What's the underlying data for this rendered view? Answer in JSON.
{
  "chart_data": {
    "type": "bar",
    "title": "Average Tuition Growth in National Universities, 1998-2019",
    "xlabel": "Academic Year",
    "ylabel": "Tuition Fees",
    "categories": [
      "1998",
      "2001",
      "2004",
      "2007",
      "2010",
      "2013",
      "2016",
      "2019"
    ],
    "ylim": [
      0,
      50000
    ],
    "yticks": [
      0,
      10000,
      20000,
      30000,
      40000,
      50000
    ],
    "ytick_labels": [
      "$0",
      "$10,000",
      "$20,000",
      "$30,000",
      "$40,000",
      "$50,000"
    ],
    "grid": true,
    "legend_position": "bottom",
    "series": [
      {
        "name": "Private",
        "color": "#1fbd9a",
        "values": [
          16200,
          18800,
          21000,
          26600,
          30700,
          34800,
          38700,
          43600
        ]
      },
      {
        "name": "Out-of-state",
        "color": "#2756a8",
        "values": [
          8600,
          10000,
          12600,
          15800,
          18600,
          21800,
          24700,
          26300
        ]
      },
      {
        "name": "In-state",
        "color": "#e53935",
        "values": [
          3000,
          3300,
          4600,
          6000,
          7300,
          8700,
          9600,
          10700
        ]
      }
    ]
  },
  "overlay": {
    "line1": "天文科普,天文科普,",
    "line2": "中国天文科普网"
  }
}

_Work required_
Extract all lines of the records above that include "name".

_Output of the exercise_
        "name": "Private",
        "name": "Out-of-state",
        "name": "In-state",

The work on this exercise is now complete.